- _Given problem_: Search the data for the word "object". Reproduce every line where it is found.

- _Exercise materials_:
-------------------------
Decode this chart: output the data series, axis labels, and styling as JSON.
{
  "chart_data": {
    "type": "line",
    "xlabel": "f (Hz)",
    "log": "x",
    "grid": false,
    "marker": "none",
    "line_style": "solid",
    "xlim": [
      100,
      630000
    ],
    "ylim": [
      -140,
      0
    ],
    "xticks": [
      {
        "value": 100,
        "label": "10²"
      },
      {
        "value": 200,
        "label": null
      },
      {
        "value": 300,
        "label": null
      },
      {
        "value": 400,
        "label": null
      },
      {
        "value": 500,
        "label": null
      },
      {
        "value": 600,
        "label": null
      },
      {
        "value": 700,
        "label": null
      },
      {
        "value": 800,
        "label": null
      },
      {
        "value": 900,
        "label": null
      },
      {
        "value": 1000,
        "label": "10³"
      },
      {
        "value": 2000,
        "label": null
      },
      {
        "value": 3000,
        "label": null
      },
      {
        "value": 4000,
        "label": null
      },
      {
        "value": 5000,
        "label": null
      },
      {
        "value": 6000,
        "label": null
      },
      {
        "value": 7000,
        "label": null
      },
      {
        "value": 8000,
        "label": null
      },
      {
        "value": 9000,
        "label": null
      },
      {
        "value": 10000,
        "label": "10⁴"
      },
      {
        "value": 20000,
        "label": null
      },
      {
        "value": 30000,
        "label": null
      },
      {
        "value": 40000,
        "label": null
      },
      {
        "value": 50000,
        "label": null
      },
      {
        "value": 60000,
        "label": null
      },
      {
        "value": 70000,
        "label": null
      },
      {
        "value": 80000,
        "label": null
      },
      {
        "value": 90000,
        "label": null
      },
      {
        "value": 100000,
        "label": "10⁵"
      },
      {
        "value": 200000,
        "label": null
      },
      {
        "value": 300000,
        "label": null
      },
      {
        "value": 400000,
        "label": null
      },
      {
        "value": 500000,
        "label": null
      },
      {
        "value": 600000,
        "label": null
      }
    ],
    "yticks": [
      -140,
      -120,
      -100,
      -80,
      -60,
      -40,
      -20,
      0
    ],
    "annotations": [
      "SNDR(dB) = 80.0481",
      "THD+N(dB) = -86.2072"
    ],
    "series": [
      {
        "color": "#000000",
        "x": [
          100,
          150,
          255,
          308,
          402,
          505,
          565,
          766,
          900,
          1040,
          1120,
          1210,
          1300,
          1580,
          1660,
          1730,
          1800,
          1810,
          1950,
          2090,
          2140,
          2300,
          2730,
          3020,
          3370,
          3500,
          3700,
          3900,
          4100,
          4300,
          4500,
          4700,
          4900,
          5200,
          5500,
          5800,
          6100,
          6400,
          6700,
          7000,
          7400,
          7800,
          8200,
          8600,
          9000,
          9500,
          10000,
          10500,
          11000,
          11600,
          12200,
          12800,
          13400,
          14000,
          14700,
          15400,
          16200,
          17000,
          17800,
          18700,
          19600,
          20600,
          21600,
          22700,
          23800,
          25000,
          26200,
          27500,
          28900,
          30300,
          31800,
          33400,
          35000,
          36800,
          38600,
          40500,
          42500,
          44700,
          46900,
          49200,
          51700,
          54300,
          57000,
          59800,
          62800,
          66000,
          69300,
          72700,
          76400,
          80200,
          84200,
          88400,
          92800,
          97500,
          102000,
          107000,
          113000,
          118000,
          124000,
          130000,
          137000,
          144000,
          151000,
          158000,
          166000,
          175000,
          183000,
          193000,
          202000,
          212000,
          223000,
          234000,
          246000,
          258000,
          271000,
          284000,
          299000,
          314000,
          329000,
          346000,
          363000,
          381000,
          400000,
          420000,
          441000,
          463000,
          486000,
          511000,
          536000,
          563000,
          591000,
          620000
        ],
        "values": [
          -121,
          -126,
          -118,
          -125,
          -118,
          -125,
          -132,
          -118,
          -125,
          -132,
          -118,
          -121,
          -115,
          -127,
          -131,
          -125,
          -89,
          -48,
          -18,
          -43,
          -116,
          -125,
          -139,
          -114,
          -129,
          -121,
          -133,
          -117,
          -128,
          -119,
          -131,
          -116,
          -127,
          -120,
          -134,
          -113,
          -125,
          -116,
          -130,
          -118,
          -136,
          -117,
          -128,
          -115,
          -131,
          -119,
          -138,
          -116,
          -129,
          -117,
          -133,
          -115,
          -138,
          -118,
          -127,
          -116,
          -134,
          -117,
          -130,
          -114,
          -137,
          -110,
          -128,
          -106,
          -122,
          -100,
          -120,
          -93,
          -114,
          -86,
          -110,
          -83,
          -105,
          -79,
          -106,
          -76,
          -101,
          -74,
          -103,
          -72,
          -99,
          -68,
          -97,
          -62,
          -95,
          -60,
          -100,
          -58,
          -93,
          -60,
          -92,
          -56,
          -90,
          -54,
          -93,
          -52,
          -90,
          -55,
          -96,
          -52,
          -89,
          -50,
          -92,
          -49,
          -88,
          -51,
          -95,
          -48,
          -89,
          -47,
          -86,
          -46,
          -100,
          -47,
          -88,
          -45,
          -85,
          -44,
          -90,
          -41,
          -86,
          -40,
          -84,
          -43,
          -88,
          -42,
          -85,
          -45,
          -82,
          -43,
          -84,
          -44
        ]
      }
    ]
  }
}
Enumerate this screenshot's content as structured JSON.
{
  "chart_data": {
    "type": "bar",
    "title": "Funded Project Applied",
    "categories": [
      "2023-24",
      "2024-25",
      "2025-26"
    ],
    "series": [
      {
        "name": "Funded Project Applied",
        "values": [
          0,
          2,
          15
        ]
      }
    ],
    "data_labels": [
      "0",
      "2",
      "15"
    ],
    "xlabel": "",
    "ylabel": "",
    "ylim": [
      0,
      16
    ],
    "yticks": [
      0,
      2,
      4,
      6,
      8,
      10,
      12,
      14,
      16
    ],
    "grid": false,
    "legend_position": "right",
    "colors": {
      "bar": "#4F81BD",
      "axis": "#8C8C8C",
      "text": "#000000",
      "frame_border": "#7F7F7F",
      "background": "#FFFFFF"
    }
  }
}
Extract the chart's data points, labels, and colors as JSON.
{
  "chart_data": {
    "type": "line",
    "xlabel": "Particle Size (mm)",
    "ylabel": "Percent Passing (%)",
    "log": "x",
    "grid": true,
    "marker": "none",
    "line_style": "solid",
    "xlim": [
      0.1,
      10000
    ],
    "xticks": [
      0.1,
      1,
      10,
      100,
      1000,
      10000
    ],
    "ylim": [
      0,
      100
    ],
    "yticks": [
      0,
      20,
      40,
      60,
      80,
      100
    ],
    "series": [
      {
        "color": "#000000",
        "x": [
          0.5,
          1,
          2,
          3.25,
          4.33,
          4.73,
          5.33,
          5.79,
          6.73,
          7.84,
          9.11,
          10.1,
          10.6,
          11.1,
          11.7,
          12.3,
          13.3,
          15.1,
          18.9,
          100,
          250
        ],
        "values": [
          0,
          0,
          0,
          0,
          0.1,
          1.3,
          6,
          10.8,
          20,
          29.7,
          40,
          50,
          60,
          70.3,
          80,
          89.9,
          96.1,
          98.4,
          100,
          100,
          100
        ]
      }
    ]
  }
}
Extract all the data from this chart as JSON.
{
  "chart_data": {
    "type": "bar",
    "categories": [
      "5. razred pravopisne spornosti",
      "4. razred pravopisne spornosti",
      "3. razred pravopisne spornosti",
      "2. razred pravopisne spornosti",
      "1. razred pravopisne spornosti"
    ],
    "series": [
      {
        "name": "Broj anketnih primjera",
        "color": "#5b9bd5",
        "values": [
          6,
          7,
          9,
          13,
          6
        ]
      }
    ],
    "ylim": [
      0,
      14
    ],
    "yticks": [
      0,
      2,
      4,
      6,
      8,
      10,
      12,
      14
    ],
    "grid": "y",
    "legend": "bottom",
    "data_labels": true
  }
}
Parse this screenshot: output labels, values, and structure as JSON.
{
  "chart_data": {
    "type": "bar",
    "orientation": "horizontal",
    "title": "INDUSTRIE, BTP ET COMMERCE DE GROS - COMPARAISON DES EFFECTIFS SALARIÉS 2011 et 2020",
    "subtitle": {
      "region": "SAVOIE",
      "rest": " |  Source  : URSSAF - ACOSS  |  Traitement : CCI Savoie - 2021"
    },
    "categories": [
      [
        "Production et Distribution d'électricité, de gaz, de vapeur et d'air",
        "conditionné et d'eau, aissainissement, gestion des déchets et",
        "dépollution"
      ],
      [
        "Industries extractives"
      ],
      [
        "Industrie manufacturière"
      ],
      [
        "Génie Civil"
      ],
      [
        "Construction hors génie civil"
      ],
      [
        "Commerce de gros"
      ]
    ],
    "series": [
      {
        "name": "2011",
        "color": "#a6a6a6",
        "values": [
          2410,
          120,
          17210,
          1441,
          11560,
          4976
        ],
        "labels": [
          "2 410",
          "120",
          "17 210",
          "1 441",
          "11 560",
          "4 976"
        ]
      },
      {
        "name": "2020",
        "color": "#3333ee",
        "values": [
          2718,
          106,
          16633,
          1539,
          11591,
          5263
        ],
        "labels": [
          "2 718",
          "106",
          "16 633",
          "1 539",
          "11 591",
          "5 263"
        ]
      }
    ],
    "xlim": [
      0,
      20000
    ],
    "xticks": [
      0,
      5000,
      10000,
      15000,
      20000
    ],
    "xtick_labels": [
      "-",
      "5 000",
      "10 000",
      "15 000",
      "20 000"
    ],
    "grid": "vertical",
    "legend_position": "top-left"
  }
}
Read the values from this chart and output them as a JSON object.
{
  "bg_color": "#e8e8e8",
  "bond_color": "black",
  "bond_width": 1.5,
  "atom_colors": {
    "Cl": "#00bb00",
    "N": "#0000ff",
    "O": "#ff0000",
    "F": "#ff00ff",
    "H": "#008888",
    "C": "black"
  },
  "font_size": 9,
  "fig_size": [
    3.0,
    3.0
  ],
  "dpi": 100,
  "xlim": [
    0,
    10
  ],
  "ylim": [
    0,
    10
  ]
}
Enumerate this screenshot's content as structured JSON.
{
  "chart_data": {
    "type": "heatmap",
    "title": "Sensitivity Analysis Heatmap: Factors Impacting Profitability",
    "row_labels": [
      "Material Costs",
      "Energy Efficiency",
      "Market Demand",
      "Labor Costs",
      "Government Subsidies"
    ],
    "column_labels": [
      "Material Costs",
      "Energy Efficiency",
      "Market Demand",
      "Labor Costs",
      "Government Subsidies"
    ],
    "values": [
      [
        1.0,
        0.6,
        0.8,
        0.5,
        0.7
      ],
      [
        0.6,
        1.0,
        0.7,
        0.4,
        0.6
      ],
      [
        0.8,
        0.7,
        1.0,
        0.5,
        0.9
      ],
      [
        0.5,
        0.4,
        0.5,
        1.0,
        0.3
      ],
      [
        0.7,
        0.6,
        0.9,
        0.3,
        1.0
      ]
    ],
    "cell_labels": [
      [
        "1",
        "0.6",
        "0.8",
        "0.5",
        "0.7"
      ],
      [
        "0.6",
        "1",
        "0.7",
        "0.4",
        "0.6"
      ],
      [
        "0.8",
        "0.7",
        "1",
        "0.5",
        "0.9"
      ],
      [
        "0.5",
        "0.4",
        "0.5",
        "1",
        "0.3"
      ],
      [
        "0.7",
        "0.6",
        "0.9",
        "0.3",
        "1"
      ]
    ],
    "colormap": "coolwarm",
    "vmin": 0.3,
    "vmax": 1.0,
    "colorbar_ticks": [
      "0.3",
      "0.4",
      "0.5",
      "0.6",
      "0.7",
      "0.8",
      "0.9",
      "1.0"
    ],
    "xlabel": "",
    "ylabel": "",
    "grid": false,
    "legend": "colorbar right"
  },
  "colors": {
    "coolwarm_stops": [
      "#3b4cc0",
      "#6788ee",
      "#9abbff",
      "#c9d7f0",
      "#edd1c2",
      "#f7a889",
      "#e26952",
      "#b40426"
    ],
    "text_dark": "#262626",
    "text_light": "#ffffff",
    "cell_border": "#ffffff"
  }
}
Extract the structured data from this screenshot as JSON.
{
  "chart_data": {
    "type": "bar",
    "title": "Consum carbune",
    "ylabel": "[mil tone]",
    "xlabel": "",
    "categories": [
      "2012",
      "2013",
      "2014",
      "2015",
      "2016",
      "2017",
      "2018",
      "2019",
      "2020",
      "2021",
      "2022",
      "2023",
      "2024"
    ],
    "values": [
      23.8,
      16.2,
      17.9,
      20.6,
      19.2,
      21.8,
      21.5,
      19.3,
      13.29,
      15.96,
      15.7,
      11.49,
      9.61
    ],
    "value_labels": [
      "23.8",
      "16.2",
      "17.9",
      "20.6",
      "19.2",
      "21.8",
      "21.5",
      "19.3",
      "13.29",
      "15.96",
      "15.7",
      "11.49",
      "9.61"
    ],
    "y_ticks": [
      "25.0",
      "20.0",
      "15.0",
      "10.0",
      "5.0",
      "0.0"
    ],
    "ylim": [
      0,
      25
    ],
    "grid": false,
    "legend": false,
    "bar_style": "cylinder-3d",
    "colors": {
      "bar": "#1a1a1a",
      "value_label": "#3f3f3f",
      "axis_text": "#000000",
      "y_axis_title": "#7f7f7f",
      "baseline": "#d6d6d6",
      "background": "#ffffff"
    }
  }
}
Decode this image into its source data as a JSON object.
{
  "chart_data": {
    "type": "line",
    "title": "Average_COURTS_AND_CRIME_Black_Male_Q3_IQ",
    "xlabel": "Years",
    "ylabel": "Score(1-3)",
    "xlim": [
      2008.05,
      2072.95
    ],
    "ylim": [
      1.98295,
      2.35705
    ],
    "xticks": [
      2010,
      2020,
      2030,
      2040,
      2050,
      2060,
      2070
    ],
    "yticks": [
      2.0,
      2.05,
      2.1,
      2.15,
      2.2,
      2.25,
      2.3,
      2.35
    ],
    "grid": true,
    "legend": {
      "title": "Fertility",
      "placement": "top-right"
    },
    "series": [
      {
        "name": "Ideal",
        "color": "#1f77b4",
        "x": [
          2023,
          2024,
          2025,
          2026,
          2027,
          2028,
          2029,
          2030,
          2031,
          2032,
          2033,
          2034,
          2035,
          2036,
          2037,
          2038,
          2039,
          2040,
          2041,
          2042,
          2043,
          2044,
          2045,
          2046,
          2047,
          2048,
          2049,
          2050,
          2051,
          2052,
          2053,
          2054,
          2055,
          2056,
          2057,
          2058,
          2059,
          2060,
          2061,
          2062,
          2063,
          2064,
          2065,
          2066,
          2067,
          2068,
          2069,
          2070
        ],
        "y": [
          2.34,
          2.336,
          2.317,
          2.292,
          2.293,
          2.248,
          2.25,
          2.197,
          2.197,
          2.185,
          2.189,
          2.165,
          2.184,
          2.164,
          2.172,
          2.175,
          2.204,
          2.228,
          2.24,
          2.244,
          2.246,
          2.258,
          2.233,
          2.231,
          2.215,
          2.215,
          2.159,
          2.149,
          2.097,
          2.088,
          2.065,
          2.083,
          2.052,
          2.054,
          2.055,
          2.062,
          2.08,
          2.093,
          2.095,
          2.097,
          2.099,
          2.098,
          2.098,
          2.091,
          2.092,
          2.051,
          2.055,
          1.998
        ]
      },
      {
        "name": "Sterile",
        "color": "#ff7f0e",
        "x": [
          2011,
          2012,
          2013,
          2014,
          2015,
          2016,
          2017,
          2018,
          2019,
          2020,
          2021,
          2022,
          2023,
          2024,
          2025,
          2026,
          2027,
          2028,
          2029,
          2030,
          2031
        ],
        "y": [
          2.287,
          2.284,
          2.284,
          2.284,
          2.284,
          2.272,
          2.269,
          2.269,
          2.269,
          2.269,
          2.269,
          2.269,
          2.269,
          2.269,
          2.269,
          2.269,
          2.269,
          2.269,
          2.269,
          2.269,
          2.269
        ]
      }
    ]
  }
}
-------------------------
- _Task output_:
Read the values from this chart and output them as a JSON object.
Decode this image into its source data as a JSON object.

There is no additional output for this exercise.